### Task statement
Show each line that has the string "pull" in it.

### Input data
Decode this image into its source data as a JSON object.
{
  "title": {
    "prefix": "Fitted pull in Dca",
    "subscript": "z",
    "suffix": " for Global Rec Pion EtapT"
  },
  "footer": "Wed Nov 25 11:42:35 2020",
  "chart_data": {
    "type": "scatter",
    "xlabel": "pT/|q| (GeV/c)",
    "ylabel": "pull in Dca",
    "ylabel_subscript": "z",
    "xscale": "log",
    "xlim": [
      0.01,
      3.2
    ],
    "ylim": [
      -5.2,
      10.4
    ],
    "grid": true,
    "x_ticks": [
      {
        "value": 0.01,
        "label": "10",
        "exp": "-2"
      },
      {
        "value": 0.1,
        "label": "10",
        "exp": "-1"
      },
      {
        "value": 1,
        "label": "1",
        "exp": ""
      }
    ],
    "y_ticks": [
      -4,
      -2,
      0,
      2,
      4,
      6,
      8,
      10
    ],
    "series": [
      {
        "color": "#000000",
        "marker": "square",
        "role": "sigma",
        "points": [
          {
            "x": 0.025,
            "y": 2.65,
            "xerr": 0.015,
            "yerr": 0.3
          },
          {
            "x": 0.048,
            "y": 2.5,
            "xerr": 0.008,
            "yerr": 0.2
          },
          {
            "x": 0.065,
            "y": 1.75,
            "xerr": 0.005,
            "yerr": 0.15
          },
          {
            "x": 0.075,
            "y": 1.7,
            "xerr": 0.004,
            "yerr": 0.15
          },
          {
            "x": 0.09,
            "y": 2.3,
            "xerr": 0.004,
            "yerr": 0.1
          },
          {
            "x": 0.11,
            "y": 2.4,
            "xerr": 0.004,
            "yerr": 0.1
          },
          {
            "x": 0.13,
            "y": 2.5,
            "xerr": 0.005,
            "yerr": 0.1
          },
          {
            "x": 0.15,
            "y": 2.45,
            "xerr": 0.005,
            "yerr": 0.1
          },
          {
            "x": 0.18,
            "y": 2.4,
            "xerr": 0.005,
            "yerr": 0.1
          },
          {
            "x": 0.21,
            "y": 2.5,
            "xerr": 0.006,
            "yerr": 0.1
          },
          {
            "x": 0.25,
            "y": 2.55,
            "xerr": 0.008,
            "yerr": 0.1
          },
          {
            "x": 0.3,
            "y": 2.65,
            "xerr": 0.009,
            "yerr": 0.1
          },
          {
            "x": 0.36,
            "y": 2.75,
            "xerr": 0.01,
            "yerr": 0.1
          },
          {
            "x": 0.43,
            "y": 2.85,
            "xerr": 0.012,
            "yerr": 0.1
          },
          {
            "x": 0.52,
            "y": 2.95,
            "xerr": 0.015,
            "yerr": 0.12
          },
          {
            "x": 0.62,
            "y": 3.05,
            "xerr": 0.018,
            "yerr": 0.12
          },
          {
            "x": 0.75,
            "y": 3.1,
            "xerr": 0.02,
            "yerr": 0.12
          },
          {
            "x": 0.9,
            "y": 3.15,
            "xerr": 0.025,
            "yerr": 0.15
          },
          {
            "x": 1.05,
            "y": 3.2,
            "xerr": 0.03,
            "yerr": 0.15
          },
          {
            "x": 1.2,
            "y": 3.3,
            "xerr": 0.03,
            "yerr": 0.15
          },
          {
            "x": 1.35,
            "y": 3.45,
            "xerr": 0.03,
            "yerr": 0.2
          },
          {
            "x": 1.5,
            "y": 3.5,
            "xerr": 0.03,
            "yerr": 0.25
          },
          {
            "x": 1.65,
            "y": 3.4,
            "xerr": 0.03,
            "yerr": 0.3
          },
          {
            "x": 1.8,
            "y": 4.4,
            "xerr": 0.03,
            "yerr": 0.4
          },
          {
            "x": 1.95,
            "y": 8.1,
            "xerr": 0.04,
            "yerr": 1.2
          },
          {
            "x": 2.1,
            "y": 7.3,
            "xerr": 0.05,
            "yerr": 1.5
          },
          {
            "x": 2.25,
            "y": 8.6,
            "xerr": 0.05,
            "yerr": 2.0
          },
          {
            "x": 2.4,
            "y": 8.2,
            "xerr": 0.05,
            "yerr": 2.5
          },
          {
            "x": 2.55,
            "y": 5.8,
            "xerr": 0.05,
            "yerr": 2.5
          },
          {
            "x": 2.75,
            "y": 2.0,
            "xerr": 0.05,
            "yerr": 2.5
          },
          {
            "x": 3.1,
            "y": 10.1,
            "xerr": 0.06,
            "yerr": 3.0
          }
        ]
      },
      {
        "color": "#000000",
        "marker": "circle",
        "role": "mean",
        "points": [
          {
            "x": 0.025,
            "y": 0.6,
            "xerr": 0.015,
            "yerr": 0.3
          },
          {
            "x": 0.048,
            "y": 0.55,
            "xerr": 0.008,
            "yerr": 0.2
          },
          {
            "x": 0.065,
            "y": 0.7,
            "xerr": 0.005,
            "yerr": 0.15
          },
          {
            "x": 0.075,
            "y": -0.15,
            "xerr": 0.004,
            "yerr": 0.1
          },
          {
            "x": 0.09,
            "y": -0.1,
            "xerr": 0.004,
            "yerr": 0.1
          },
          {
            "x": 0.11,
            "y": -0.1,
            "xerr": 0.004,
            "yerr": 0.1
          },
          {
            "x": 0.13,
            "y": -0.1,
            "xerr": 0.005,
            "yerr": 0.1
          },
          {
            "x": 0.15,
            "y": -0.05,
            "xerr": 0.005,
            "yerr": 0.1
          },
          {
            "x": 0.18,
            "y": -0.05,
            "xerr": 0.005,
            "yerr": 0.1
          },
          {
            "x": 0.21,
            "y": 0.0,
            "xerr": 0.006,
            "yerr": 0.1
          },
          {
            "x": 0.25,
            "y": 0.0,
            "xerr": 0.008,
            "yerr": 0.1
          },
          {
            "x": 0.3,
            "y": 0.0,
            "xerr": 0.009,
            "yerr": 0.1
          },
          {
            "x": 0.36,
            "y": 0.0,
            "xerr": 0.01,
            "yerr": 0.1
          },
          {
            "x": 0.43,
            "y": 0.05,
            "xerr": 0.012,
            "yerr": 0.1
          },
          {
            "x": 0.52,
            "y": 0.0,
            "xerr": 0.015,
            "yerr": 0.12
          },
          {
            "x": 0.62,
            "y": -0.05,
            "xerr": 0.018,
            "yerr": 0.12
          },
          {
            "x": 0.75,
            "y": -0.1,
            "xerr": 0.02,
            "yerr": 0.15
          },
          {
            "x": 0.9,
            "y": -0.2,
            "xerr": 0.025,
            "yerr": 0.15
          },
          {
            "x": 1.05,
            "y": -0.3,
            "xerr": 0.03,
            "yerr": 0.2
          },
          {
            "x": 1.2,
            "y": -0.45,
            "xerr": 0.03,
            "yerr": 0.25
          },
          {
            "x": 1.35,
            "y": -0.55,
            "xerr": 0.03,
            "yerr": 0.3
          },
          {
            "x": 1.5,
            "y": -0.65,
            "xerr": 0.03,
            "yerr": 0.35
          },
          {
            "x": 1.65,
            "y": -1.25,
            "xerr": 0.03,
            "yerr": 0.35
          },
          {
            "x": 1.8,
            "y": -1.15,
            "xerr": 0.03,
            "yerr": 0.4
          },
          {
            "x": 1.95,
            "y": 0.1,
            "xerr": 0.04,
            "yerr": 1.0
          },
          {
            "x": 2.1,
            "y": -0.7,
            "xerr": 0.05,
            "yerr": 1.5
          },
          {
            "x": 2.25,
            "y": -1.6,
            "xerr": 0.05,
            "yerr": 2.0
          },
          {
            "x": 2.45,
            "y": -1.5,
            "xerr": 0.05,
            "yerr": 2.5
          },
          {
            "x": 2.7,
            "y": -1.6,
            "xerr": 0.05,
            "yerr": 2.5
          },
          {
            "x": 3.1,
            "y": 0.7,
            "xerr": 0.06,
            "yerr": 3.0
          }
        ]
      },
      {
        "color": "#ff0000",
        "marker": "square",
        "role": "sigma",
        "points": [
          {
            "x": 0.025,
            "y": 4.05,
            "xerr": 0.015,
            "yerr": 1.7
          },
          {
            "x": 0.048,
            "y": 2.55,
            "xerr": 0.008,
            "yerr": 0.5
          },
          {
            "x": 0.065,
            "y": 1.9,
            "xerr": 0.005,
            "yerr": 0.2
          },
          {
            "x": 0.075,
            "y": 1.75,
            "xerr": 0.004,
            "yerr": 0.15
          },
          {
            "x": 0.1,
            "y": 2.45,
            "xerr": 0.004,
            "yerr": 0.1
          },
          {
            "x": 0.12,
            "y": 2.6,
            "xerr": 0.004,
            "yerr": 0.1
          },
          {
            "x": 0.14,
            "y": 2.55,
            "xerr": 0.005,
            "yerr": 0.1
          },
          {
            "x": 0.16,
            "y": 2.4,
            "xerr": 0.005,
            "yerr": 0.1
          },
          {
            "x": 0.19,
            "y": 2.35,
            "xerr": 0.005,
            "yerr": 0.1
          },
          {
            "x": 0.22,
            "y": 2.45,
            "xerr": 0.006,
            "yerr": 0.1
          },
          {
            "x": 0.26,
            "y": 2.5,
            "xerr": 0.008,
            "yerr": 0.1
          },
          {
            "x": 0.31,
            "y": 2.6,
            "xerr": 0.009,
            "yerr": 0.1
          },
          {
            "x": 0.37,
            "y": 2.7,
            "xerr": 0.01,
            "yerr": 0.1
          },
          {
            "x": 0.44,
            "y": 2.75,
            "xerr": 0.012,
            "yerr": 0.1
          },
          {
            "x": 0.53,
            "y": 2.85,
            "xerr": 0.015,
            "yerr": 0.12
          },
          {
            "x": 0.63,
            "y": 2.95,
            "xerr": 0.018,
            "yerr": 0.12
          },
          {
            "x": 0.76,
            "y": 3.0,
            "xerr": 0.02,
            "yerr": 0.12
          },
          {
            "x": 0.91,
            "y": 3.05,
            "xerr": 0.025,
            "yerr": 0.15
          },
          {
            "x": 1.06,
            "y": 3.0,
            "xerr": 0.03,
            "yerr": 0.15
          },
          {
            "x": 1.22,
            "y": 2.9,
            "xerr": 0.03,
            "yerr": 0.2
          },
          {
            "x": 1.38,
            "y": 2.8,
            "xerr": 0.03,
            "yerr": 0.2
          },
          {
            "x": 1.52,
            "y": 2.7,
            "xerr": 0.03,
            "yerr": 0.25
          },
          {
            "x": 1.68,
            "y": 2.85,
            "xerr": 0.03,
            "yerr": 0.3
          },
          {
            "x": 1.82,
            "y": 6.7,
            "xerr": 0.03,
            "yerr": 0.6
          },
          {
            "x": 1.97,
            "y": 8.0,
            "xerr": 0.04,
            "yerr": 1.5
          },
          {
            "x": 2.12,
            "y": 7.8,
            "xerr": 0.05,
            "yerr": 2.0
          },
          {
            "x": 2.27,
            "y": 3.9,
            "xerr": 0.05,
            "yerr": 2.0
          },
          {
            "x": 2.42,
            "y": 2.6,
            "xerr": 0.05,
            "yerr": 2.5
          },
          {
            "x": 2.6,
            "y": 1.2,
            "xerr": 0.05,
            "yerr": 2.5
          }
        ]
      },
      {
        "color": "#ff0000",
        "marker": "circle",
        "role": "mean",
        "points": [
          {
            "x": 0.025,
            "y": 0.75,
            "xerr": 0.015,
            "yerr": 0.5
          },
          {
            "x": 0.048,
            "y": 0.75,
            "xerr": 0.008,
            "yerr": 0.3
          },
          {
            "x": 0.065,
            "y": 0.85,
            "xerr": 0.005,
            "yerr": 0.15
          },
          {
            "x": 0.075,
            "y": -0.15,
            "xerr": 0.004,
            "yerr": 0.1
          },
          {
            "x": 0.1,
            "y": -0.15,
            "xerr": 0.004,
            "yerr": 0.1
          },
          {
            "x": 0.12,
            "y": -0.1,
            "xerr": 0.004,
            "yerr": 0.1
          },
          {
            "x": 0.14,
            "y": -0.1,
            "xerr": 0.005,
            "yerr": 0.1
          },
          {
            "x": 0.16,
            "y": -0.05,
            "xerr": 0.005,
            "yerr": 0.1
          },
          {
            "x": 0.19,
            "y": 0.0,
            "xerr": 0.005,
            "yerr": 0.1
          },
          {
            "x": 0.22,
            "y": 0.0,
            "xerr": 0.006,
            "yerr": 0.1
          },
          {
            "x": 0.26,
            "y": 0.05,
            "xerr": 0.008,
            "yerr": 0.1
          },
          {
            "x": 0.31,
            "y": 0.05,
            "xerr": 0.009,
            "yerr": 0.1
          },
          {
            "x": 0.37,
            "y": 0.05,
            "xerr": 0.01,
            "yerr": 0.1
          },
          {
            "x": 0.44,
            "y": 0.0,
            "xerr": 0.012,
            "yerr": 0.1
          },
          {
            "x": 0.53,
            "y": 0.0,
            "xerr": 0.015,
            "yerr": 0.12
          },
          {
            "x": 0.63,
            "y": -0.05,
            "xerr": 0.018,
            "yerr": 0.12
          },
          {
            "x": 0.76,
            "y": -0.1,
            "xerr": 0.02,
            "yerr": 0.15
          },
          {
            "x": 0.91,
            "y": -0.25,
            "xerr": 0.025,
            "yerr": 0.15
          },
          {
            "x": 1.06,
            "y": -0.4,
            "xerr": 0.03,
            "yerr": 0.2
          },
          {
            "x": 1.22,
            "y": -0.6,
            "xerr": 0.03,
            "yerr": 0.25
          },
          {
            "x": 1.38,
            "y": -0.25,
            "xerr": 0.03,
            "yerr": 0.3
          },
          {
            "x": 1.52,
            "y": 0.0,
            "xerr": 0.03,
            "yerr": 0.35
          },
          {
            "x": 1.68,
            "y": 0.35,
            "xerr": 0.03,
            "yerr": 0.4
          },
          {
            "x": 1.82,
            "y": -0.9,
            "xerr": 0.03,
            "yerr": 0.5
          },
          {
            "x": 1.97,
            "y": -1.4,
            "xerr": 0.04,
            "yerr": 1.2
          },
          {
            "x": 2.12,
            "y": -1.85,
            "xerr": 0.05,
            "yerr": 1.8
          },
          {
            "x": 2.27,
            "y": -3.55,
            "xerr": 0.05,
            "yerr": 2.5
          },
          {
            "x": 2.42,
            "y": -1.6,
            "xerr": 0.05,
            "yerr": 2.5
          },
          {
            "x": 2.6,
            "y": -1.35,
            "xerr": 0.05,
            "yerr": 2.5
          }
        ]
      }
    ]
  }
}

### The result
    "prefix": "Fitted pull in Dca",
    "ylabel": "pull in Dca",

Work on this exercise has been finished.